▶ Required task
Take the line that contains "Transcribe the text in this document." and all lines after it, up to and including the last line of the data, and write them out exactly; nothing else belongs in the answer.

▶ Task inputs
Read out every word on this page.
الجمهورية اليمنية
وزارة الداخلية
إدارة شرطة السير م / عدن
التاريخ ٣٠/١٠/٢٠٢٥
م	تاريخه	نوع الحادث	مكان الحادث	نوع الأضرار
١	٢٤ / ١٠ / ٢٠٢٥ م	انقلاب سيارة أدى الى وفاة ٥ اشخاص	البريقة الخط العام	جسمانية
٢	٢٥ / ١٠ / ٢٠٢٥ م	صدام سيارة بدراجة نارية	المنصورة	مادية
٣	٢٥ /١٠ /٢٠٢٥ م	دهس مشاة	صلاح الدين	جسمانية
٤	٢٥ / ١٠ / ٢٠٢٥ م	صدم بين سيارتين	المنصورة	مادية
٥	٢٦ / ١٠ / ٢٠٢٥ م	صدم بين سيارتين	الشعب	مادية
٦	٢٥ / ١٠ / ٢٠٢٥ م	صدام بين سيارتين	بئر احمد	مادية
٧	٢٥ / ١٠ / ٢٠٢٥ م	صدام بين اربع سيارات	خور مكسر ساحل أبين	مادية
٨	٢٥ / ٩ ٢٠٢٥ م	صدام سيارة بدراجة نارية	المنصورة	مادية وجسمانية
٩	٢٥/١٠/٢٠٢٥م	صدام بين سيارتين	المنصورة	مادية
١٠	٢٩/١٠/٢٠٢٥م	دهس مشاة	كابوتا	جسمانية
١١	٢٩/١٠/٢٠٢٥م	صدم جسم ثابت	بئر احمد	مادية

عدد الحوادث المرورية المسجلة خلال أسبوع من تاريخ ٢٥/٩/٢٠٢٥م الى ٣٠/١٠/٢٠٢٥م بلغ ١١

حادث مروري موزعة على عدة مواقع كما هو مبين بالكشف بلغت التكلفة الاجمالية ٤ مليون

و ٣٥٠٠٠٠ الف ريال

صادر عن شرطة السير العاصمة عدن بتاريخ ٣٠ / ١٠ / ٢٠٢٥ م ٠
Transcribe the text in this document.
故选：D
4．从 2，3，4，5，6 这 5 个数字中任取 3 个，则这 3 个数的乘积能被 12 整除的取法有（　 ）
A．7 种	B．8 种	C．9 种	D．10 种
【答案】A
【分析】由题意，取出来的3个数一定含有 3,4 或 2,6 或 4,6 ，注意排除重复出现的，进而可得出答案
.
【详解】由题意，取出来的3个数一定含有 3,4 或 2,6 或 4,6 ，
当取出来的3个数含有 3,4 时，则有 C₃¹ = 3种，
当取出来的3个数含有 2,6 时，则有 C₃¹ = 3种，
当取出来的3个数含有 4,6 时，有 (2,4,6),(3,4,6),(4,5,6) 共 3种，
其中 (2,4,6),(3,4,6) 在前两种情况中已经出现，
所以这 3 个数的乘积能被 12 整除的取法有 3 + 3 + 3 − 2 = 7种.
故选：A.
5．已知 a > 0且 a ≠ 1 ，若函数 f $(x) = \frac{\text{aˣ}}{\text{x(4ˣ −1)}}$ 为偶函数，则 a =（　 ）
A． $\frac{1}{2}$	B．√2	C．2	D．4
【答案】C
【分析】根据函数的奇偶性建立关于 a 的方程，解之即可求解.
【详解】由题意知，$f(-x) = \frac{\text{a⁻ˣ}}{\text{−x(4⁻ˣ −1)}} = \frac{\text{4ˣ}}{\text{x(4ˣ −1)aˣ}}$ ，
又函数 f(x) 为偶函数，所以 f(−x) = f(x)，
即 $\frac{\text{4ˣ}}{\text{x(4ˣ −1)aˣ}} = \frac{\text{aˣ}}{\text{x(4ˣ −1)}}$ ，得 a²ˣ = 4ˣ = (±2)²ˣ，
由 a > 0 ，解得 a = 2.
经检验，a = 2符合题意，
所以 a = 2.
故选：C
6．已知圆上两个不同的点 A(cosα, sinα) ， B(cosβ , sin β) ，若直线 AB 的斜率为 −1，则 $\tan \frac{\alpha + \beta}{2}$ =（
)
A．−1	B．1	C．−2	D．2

▶ Solution
Transcribe the text in this document.
故选：D
4．从 2，3，4，5，6 这 5 个数字中任取 3 个，则这 3 个数的乘积能被 12 整除的取法有（　 ）
A．7 种	B．8 种	C．9 种	D．10 种
【答案】A
【分析】由题意，取出来的3个数一定含有 3,4 或 2,6 或 4,6 ，注意排除重复出现的，进而可得出答案
.
【详解】由题意，取出来的3个数一定含有 3,4 或 2,6 或 4,6 ，
当取出来的3个数含有 3,4 时，则有 C₃¹ = 3种，
当取出来的3个数含有 2,6 时，则有 C₃¹ = 3种，
当取出来的3个数含有 4,6 时，有 (2,4,6),(3,4,6),(4,5,6) 共 3种，
其中 (2,4,6),(3,4,6) 在前两种情况中已经出现，
所以这 3 个数的乘积能被 12 整除的取法有 3 + 3 + 3 − 2 = 7种.
故选：A.
5．已知 a > 0且 a ≠ 1 ，若函数 f $(x) = \frac{\text{aˣ}}{\text{x(4ˣ −1)}}$ 为偶函数，则 a =（　 ）
A． $\frac{1}{2}$	B．√2	C．2	D．4
【答案】C
【分析】根据函数的奇偶性建立关于 a 的方程，解之即可求解.
【详解】由题意知，$f(-x) = \frac{\text{a⁻ˣ}}{\text{−x(4⁻ˣ −1)}} = \frac{\text{4ˣ}}{\text{x(4ˣ −1)aˣ}}$ ，
又函数 f(x) 为偶函数，所以 f(−x) = f(x)，
即 $\frac{\text{4ˣ}}{\text{x(4ˣ −1)aˣ}} = \frac{\text{aˣ}}{\text{x(4ˣ −1)}}$ ，得 a²ˣ = 4ˣ = (±2)²ˣ，
由 a > 0 ，解得 a = 2.
经检验，a = 2符合题意，
所以 a = 2.
故选：C
6．已知圆上两个不同的点 A(cosα, sinα) ， B(cosβ , sin β) ，若直线 AB 的斜率为 −1，则 $\tan \frac{\alpha + \beta}{2}$ =（
)
A．−1	B．1	C．−2	D．2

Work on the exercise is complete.